#### Information shown ####
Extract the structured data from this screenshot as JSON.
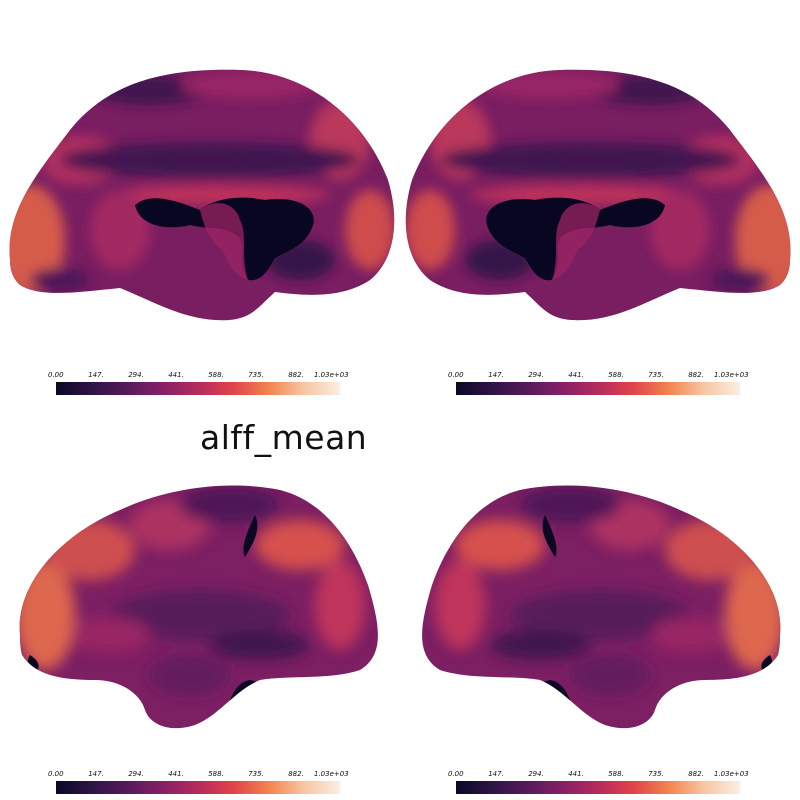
{
  "title": "alff_mean",
  "colorbar": {
    "ticks": [
      "0.00",
      "147.",
      "294.",
      "441.",
      "588.",
      "735.",
      "882.",
      "1.03e+03"
    ],
    "colors": [
      "#0b0824",
      "#2e1446",
      "#561a5b",
      "#852068",
      "#b52b5e",
      "#e0444a",
      "#f2854e",
      "#f7c7a3",
      "#fbeee2"
    ]
  },
  "views": [
    {
      "name": "left-medial"
    },
    {
      "name": "right-medial"
    },
    {
      "name": "left-lateral"
    },
    {
      "name": "right-lateral"
    }
  ]
}
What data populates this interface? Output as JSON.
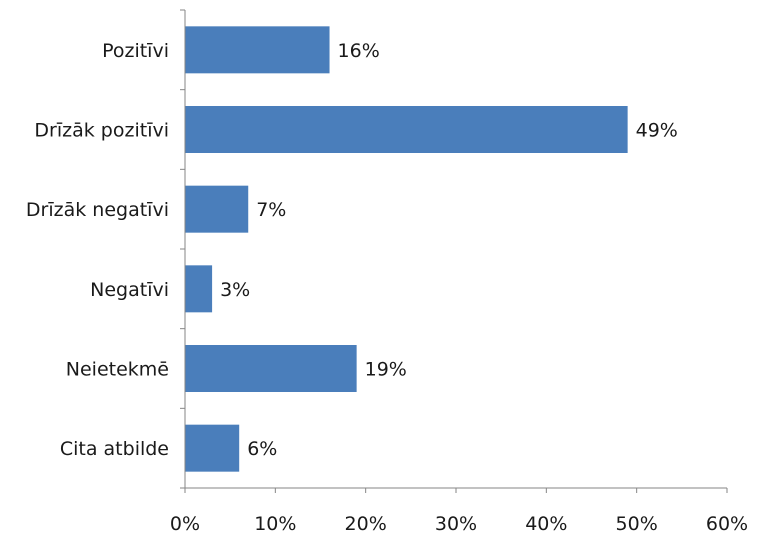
{
  "chart_data": {
    "type": "bar",
    "orientation": "horizontal",
    "categories": [
      "Pozitīvi",
      "Drīzāk pozitīvi",
      "Drīzāk negatīvi",
      "Negatīvi",
      "Neietekmē",
      "Cita atbilde"
    ],
    "values": [
      16,
      49,
      7,
      3,
      19,
      6
    ],
    "value_labels": [
      "16%",
      "49%",
      "7%",
      "3%",
      "19%",
      "6%"
    ],
    "x_ticks": [
      "0%",
      "10%",
      "20%",
      "30%",
      "40%",
      "50%",
      "60%"
    ],
    "xlim": [
      0,
      60
    ],
    "grid": false,
    "legend": "none",
    "bar_color": "#4a7ebb",
    "axis_color": "#868686"
  }
}
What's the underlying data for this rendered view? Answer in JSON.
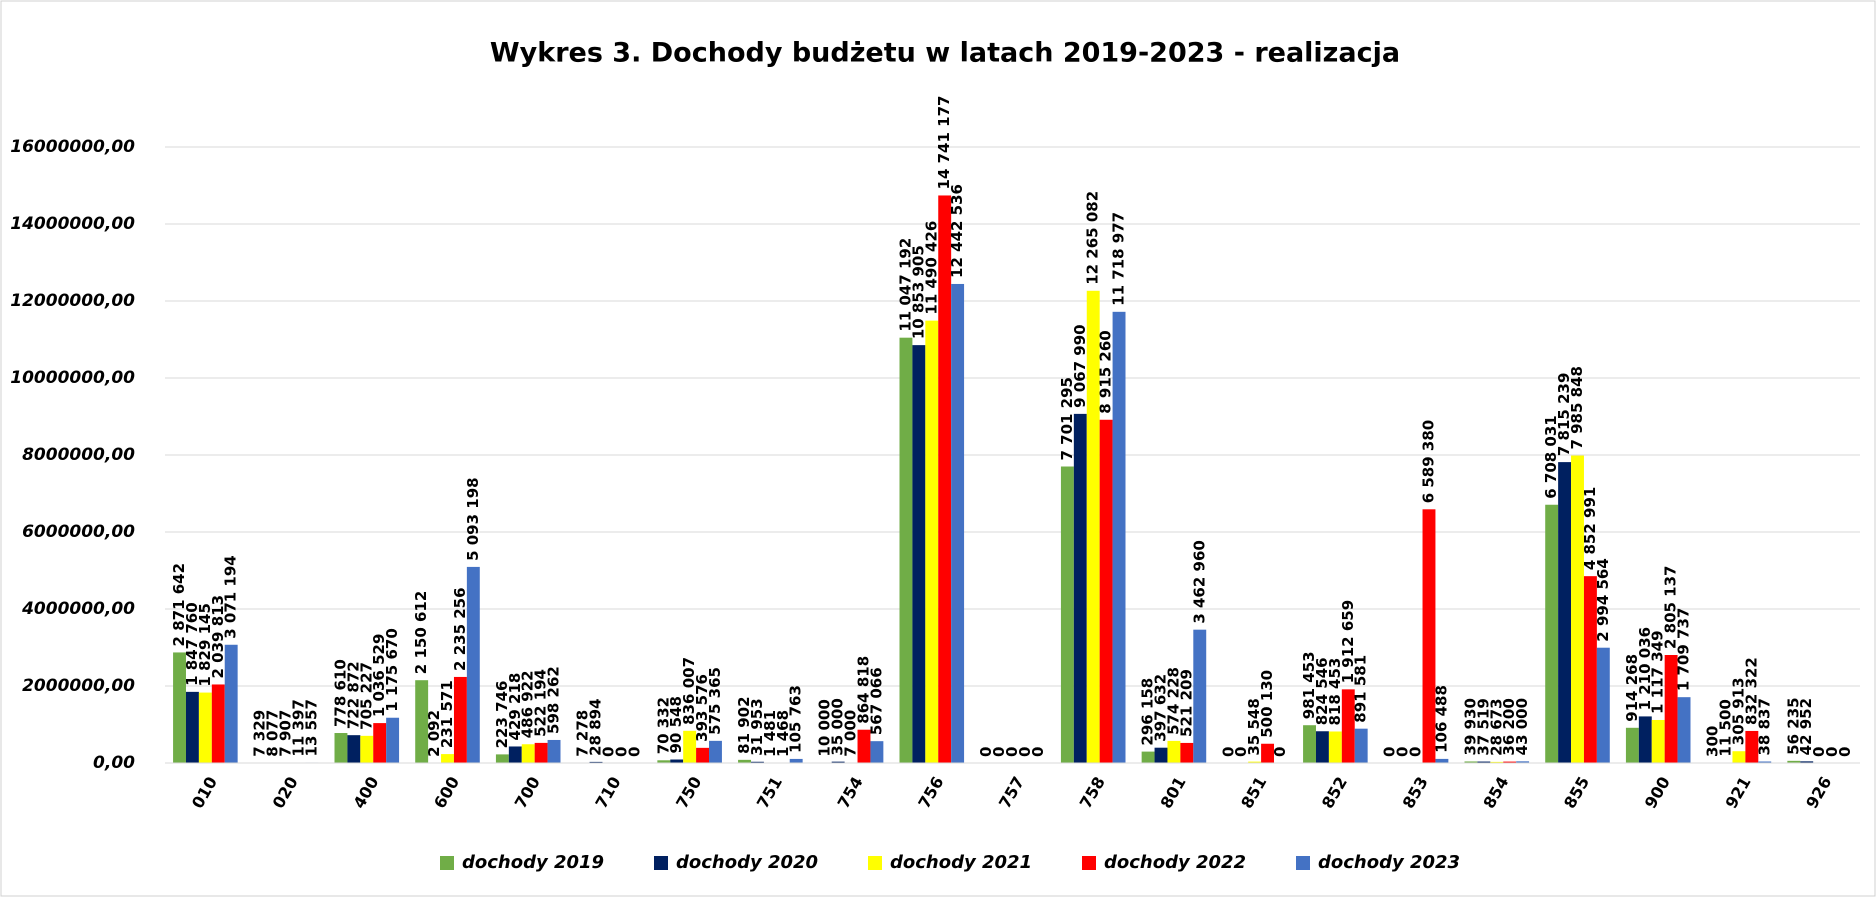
{
  "chart_data": {
    "type": "bar",
    "title": "Wykres 3. Dochody budżetu w latach 2019-2023 - realizacja",
    "categories": [
      "010",
      "020",
      "400",
      "600",
      "700",
      "710",
      "750",
      "751",
      "754",
      "756",
      "757",
      "758",
      "801",
      "851",
      "852",
      "853",
      "854",
      "855",
      "900",
      "921",
      "926"
    ],
    "series": [
      {
        "name": "dochody 2019",
        "color": "#70ad47",
        "values": [
          2871642,
          7329,
          778610,
          2150612,
          223746,
          7278,
          70332,
          81902,
          10000,
          11047192,
          0,
          7701295,
          296158,
          0,
          981453,
          0,
          39930,
          6708031,
          914268,
          300,
          56235
        ],
        "value_labels": [
          "2 871 642",
          "7 329",
          "778 610",
          "2 150 612",
          "223 746",
          "7 278",
          "70 332",
          "81 902",
          "10 000",
          "11 047 192",
          "0",
          "7 701 295",
          "296 158",
          "0",
          "981 453",
          "0",
          "39 930",
          "6 708 031",
          "914 268",
          "300",
          "56 235"
        ]
      },
      {
        "name": "dochody 2020",
        "color": "#002060",
        "values": [
          1847760,
          8077,
          722872,
          2092,
          429218,
          28894,
          90548,
          31953,
          35000,
          10853905,
          0,
          9067990,
          397632,
          0,
          824546,
          0,
          37519,
          7815239,
          1210036,
          11500,
          42952
        ],
        "value_labels": [
          "1 847 760",
          "8 077",
          "722 872",
          "2 092",
          "429 218",
          "28 894",
          "90 548",
          "31 953",
          "35 000",
          "10 853 905",
          "0",
          "9 067 990",
          "397 632",
          "0",
          "824 546",
          "0",
          "37 519",
          "7 815 239",
          "1 210 036",
          "11 500",
          "42 952"
        ]
      },
      {
        "name": "dochody 2021",
        "color": "#ffff00",
        "values": [
          1829145,
          7907,
          705227,
          231571,
          486922,
          0,
          836007,
          1481,
          7000,
          11490426,
          0,
          12265082,
          574228,
          35548,
          818453,
          0,
          28673,
          7985848,
          1117349,
          305913,
          0
        ],
        "value_labels": [
          "1 829 145",
          "7 907",
          "705 227",
          "231 571",
          "486 922",
          "0",
          "836 007",
          "1 481",
          "7 000",
          "11 490 426",
          "0",
          "12 265 082",
          "574 228",
          "35 548",
          "818 453",
          "0",
          "28 673",
          "7 985 848",
          "1 117 349",
          "305 913",
          "0"
        ]
      },
      {
        "name": "dochody 2022",
        "color": "#ff0000",
        "values": [
          2039813,
          11397,
          1036529,
          2235256,
          522194,
          0,
          393576,
          1468,
          864818,
          14741177,
          0,
          8915260,
          521209,
          500130,
          1912659,
          6589380,
          36200,
          4852991,
          2805137,
          832322,
          0
        ],
        "value_labels": [
          "2 039 813",
          "11 397",
          "1 036 529",
          "2 235 256",
          "522 194",
          "0",
          "393 576",
          "1 468",
          "864 818",
          "14 741 177",
          "0",
          "8 915 260",
          "521 209",
          "500 130",
          "1 912 659",
          "6 589 380",
          "36 200",
          "4 852 991",
          "2 805 137",
          "832 322",
          "0"
        ]
      },
      {
        "name": "dochody 2023",
        "color": "#4472c4",
        "values": [
          3071194,
          13557,
          1175670,
          5093198,
          598262,
          0,
          575365,
          105763,
          567066,
          12442536,
          0,
          11718977,
          3462960,
          0,
          891581,
          106488,
          43000,
          2994564,
          1709737,
          38837,
          0
        ],
        "value_labels": [
          "3 071 194",
          "13 557",
          "1 175 670",
          "5 093 198",
          "598 262",
          "0",
          "575 365",
          "105 763",
          "567 066",
          "12 442 536",
          "0",
          "11 718 977",
          "3 462 960",
          "0",
          "891 581",
          "106 488",
          "43 000",
          "2 994 564",
          "1 709 737",
          "38 837",
          "0"
        ]
      }
    ],
    "ylim": [
      0,
      16000000
    ],
    "yticks": [
      {
        "value": 0,
        "label": "0,00"
      },
      {
        "value": 2000000,
        "label": "2000000,00"
      },
      {
        "value": 4000000,
        "label": "4000000,00"
      },
      {
        "value": 6000000,
        "label": "6000000,00"
      },
      {
        "value": 8000000,
        "label": "8000000,00"
      },
      {
        "value": 10000000,
        "label": "10000000,00"
      },
      {
        "value": 12000000,
        "label": "12000000,00"
      },
      {
        "value": 14000000,
        "label": "14000000,00"
      },
      {
        "value": 16000000,
        "label": "16000000,00"
      }
    ],
    "grid": true,
    "legend": "bottom"
  }
}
####
→ Exercise brief
Reproduce each record above by retyping it exactly; omit all images.

→ Problem solution
Extract the structured data from this screenshot as JSON.
{
  "title": "alff_mean",
  "colorbar": {
    "ticks": [
      "0.00",
      "147.",
      "294.",
      "441.",
      "588.",
      "735.",
      "882.",
      "1.03e+03"
    ],
    "colors": [
      "#0b0824",
      "#2e1446",
      "#561a5b",
      "#852068",
      "#b52b5e",
      "#e0444a",
      "#f2854e",
      "#f7c7a3",
      "#fbeee2"
    ]
  },
  "views": [
    {
      "name": "left-medial"
    },
    {
      "name": "right-medial"
    },
    {
      "name": "left-lateral"
    },
    {
      "name": "right-lateral"
    }
  ]
}
What data populates this interface? Output as JSON.
{
  "chart_data": {
    "type": "bar",
    "orientation": "horizontal",
    "categories": [
      "Pozitīvi",
      "Drīzāk pozitīvi",
      "Drīzāk negatīvi",
      "Negatīvi",
      "Neietekmē",
      "Cita atbilde"
    ],
    "values": [
      16,
      49,
      7,
      3,
      19,
      6
    ],
    "value_labels": [
      "16%",
      "49%",
      "7%",
      "3%",
      "19%",
      "6%"
    ],
    "x_ticks": [
      "0%",
      "10%",
      "20%",
      "30%",
      "40%",
      "50%",
      "60%"
    ],
    "xlim": [
      0,
      60
    ],
    "grid": false,
    "legend": "none",
    "bar_color": "#4a7ebb",
    "axis_color": "#868686"
  }
}
What's the underlying data for this rendered view? Answer in JSON.
{
  "chart_data": {
    "type": "bar",
    "title": "Wykres 3. Dochody budżetu w latach 2019-2023 - realizacja",
    "categories": [
      "010",
      "020",
      "400",
      "600",
      "700",
      "710",
      "750",
      "751",
      "754",
      "756",
      "757",
      "758",
      "801",
      "851",
      "852",
      "853",
      "854",
      "855",
      "900",
      "921",
      "926"
    ],
    "series": [
      {
        "name": "dochody 2019",
        "color": "#70ad47",
        "values": [
          2871642,
          7329,
          778610,
          2150612,
          223746,
          7278,
          70332,
          81902,
          10000,
          11047192,
          0,
          7701295,
          296158,
          0,
          981453,
          0,
          39930,
          6708031,
          914268,
          300,
          56235
        ],
        "value_labels": [
          "2 871 642",
          "7 329",
          "778 610",
          "2 150 612",
          "223 746",
          "7 278",
          "70 332",
          "81 902",
          "10 000",
          "11 047 192",
          "0",
          "7 701 295",
          "296 158",
          "0",
          "981 453",
          "0",
          "39 930",
          "6 708 031",
          "914 268",
          "300",
          "56 235"
        ]
      },
      {
        "name": "dochody 2020",
        "color": "#002060",
        "values": [
          1847760,
          8077,
          722872,
          2092,
          429218,
          28894,
          90548,
          31953,
          35000,
          10853905,
          0,
          9067990,
          397632,
          0,
          824546,
          0,
          37519,
          7815239,
          1210036,
          11500,
          42952
        ],
        "value_labels": [
          "1 847 760",
          "8 077",
          "722 872",
          "2 092",
          "429 218",
          "28 894",
          "90 548",
          "31 953",
          "35 000",
          "10 853 905",
          "0",
          "9 067 990",
          "397 632",
          "0",
          "824 546",
          "0",
          "37 519",
          "7 815 239",
          "1 210 036",
          "11 500",
          "42 952"
        ]
      },
      {
        "name": "dochody 2021",
        "color": "#ffff00",
        "values": [
          1829145,
          7907,
          705227,
          231571,
          486922,
          0,
          836007,
          1481,
          7000,
          11490426,
          0,
          12265082,
          574228,
          35548,
          818453,
          0,
          28673,
          7985848,
          1117349,
          305913,
          0
        ],
        "value_labels": [
          "1 829 145",
          "7 907",
          "705 227",
          "231 571",
          "486 922",
          "0",
          "836 007",
          "1 481",
          "7 000",
          "11 490 426",
          "0",
          "12 265 082",
          "574 228",
          "35 548",
          "818 453",
          "0",
          "28 673",
          "7 985 848",
          "1 117 349",
          "305 913",
          "0"
        ]
      },
      {
        "name": "dochody 2022",
        "color": "#ff0000",
        "values": [
          2039813,
          11397,
          1036529,
          2235256,
          522194,
          0,
          393576,
          1468,
          864818,
          14741177,
          0,
          8915260,
          521209,
          500130,
          1912659,
          6589380,
          36200,
          4852991,
          2805137,
          832322,
          0
        ],
        "value_labels": [
          "2 039 813",
          "11 397",
          "1 036 529",
          "2 235 256",
          "522 194",
          "0",
          "393 576",
          "1 468",
          "864 818",
          "14 741 177",
          "0",
          "8 915 260",
          "521 209",
          "500 130",
          "1 912 659",
          "6 589 380",
          "36 200",
          "4 852 991",
          "2 805 137",
          "832 322",
          "0"
        ]
      },
      {
        "name": "dochody 2023",
        "color": "#4472c4",
        "values": [
          3071194,
          13557,
          1175670,
          5093198,
          598262,
          0,
          575365,
          105763,
          567066,
          12442536,
          0,
          11718977,
          3462960,
          0,
          891581,
          106488,
          43000,
          2994564,
          1709737,
          38837,
          0
        ],
        "value_labels": [
          "3 071 194",
          "13 557",
          "1 175 670",
          "5 093 198",
          "598 262",
          "0",
          "575 365",
          "105 763",
          "567 066",
          "12 442 536",
          "0",
          "11 718 977",
          "3 462 960",
          "0",
          "891 581",
          "106 488",
          "43 000",
          "2 994 564",
          "1 709 737",
          "38 837",
          "0"
        ]
      }
    ],
    "ylim": [
      0,
      16000000
    ],
    "yticks": [
      {
        "value": 0,
        "label": "0,00"
      },
      {
        "value": 2000000,
        "label": "2000000,00"
      },
      {
        "value": 4000000,
        "label": "4000000,00"
      },
      {
        "value": 6000000,
        "label": "6000000,00"
      },
      {
        "value": 8000000,
        "label": "8000000,00"
      },
      {
        "value": 10000000,
        "label": "10000000,00"
      },
      {
        "value": 12000000,
        "label": "12000000,00"
      },
      {
        "value": 14000000,
        "label": "14000000,00"
      },
      {
        "value": 16000000,
        "label": "16000000,00"
      }
    ],
    "grid": true,
    "legend": "bottom"
  }
}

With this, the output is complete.